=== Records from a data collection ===
--------------------------------------------------
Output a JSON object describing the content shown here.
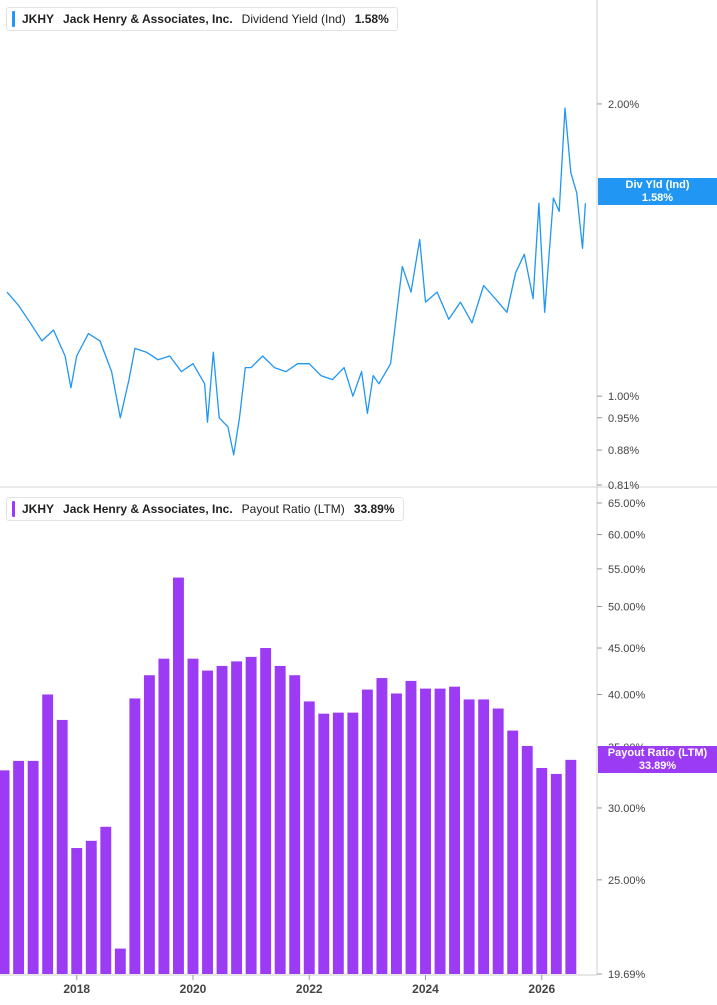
{
  "chart_data": [
    {
      "type": "line",
      "legend": {
        "ticker": "JKHY",
        "company": "Jack Henry & Associates, Inc.",
        "metric": "Dividend Yield (Ind)",
        "value": "1.58%"
      },
      "value_tag": {
        "label": "Div Yld (Ind)",
        "value": "1.58%"
      },
      "color": "#2196f3",
      "y_scale": "log",
      "ylim": [
        0.81,
        2.3
      ],
      "y_ticks": [
        {
          "value": 2.0,
          "label": "2.00%"
        },
        {
          "value": 1.0,
          "label": "1.00%"
        },
        {
          "value": 0.95,
          "label": "0.95%"
        },
        {
          "value": 0.88,
          "label": "0.88%"
        },
        {
          "value": 0.81,
          "label": "0.81%"
        }
      ],
      "x": [
        2016.8,
        2017.0,
        2017.2,
        2017.4,
        2017.6,
        2017.8,
        2017.9,
        2018.0,
        2018.2,
        2018.4,
        2018.6,
        2018.75,
        2018.9,
        2019.0,
        2019.2,
        2019.4,
        2019.6,
        2019.8,
        2020.0,
        2020.2,
        2020.25,
        2020.35,
        2020.45,
        2020.6,
        2020.7,
        2020.8,
        2020.9,
        2021.0,
        2021.2,
        2021.4,
        2021.6,
        2021.8,
        2022.0,
        2022.2,
        2022.4,
        2022.6,
        2022.75,
        2022.9,
        2023.0,
        2023.1,
        2023.2,
        2023.4,
        2023.6,
        2023.75,
        2023.9,
        2024.0,
        2024.2,
        2024.4,
        2024.6,
        2024.8,
        2025.0,
        2025.2,
        2025.4,
        2025.55,
        2025.7,
        2025.85,
        2025.95,
        2026.05,
        2026.2,
        2026.3,
        2026.4,
        2026.5,
        2026.6,
        2026.7,
        2026.75
      ],
      "values": [
        1.28,
        1.24,
        1.19,
        1.14,
        1.17,
        1.1,
        1.02,
        1.1,
        1.16,
        1.14,
        1.06,
        0.95,
        1.04,
        1.12,
        1.11,
        1.09,
        1.1,
        1.06,
        1.08,
        1.03,
        0.94,
        1.11,
        0.95,
        0.93,
        0.87,
        0.95,
        1.07,
        1.07,
        1.1,
        1.07,
        1.06,
        1.08,
        1.08,
        1.05,
        1.04,
        1.07,
        1.0,
        1.06,
        0.96,
        1.05,
        1.03,
        1.08,
        1.36,
        1.28,
        1.45,
        1.25,
        1.28,
        1.2,
        1.25,
        1.19,
        1.3,
        1.26,
        1.22,
        1.34,
        1.4,
        1.26,
        1.58,
        1.22,
        1.6,
        1.55,
        1.98,
        1.7,
        1.62,
        1.42,
        1.58
      ]
    },
    {
      "type": "bar",
      "legend": {
        "ticker": "JKHY",
        "company": "Jack Henry & Associates, Inc.",
        "metric": "Payout Ratio (LTM)",
        "value": "33.89%"
      },
      "value_tag": {
        "label": "Payout Ratio (LTM)",
        "value": "33.89%"
      },
      "color": "#9b3bf3",
      "y_scale": "log",
      "ylim": [
        19.69,
        65.0
      ],
      "y_ticks": [
        {
          "value": 65.0,
          "label": "65.00%"
        },
        {
          "value": 60.0,
          "label": "60.00%"
        },
        {
          "value": 55.0,
          "label": "55.00%"
        },
        {
          "value": 50.0,
          "label": "50.00%"
        },
        {
          "value": 45.0,
          "label": "45.00%"
        },
        {
          "value": 40.0,
          "label": "40.00%"
        },
        {
          "value": 35.0,
          "label": "35.00%"
        },
        {
          "value": 30.0,
          "label": "30.00%"
        },
        {
          "value": 25.0,
          "label": "25.00%"
        },
        {
          "value": 19.69,
          "label": "19.69%"
        }
      ],
      "x": [
        2016.75,
        2017.0,
        2017.25,
        2017.5,
        2017.75,
        2018.0,
        2018.25,
        2018.5,
        2018.75,
        2019.0,
        2019.25,
        2019.5,
        2019.75,
        2020.0,
        2020.25,
        2020.5,
        2020.75,
        2021.0,
        2021.25,
        2021.5,
        2021.75,
        2022.0,
        2022.25,
        2022.5,
        2022.75,
        2023.0,
        2023.25,
        2023.5,
        2023.75,
        2024.0,
        2024.25,
        2024.5,
        2024.75,
        2025.0,
        2025.25,
        2025.5,
        2025.75,
        2026.0,
        2026.25,
        2026.5
      ],
      "values": [
        33.0,
        33.8,
        33.8,
        40.0,
        37.5,
        27.1,
        27.6,
        28.6,
        21.0,
        39.6,
        42.0,
        43.8,
        53.8,
        43.8,
        42.5,
        43.0,
        43.5,
        44.0,
        45.0,
        43.0,
        42.0,
        39.3,
        38.1,
        38.2,
        38.2,
        40.5,
        41.7,
        40.1,
        41.4,
        40.6,
        40.6,
        40.8,
        39.5,
        39.5,
        38.6,
        36.5,
        35.1,
        33.2,
        32.7,
        33.89
      ]
    }
  ],
  "x_axis": {
    "xlim": [
      2016.68,
      2026.95
    ],
    "ticks": [
      {
        "value": 2018,
        "label": "2018"
      },
      {
        "value": 2020,
        "label": "2020"
      },
      {
        "value": 2022,
        "label": "2022"
      },
      {
        "value": 2024,
        "label": "2024"
      },
      {
        "value": 2026,
        "label": "2026"
      }
    ]
  }
}
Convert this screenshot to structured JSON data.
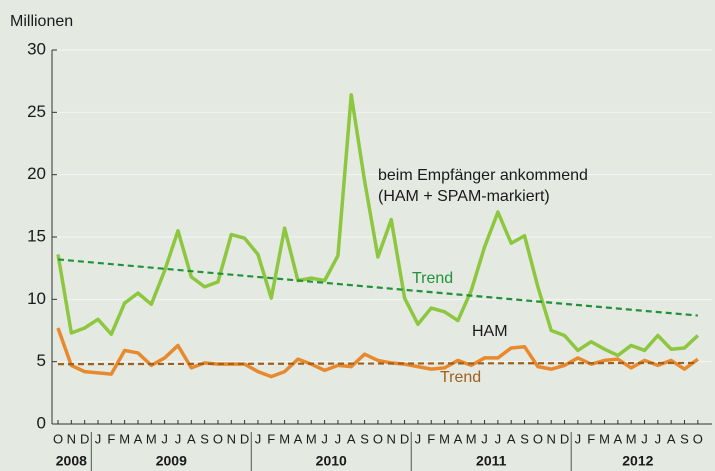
{
  "chart_data": {
    "type": "line",
    "ylabel": "Millionen",
    "ylim": [
      0,
      30
    ],
    "yticks": [
      0,
      5,
      10,
      15,
      20,
      25,
      30
    ],
    "grid": true,
    "categories": [
      "O",
      "N",
      "D",
      "J",
      "F",
      "M",
      "A",
      "M",
      "J",
      "J",
      "A",
      "S",
      "O",
      "N",
      "D",
      "J",
      "F",
      "M",
      "A",
      "M",
      "J",
      "J",
      "A",
      "S",
      "O",
      "N",
      "D",
      "J",
      "F",
      "M",
      "A",
      "M",
      "J",
      "J",
      "A",
      "S",
      "O",
      "N",
      "D",
      "J",
      "F",
      "M",
      "A",
      "M",
      "J",
      "J",
      "A",
      "S",
      "O"
    ],
    "years": [
      "2008",
      "2009",
      "2010",
      "2011",
      "2012"
    ],
    "series": [
      {
        "name": "beim Empfänger ankommend",
        "name_line2": "(HAM + SPAM-markiert)",
        "color": "#8dc63f",
        "values": [
          13.6,
          7.3,
          7.7,
          8.4,
          7.2,
          9.7,
          10.5,
          9.6,
          12.3,
          15.5,
          11.8,
          11.0,
          11.4,
          15.2,
          14.9,
          13.6,
          10.1,
          15.7,
          11.5,
          11.7,
          11.5,
          13.5,
          26.4,
          19.5,
          13.4,
          16.4,
          10.1,
          8.0,
          9.3,
          9.0,
          8.3,
          10.7,
          14.2,
          17.0,
          14.5,
          15.1,
          11.0,
          7.5,
          7.1,
          5.9,
          6.6,
          6.0,
          5.5,
          6.3,
          5.9,
          7.1,
          6.0,
          6.1,
          7.1
        ],
        "trend": {
          "name": "Trend",
          "color": "#22923a",
          "values": [
            13.2,
            8.7
          ]
        }
      },
      {
        "name": "HAM",
        "color": "#e8892e",
        "values": [
          7.7,
          4.7,
          4.2,
          4.1,
          4.0,
          5.9,
          5.7,
          4.7,
          5.3,
          6.3,
          4.5,
          4.9,
          4.8,
          4.8,
          4.8,
          4.2,
          3.8,
          4.2,
          5.2,
          4.8,
          4.3,
          4.7,
          4.6,
          5.6,
          5.1,
          4.9,
          4.8,
          4.6,
          4.4,
          4.5,
          5.1,
          4.7,
          5.3,
          5.3,
          6.1,
          6.2,
          4.6,
          4.4,
          4.7,
          5.3,
          4.8,
          5.1,
          5.2,
          4.5,
          5.1,
          4.7,
          5.1,
          4.4,
          5.2
        ],
        "trend": {
          "name": "Trend",
          "color": "#a0601e",
          "values": [
            4.8,
            4.9
          ]
        }
      }
    ]
  }
}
--------------------------------------------------
=== EXERCISE DETAILS ===
Report the number of lines that contain "color", with no other words.

=== TASK RESPONSE ===
6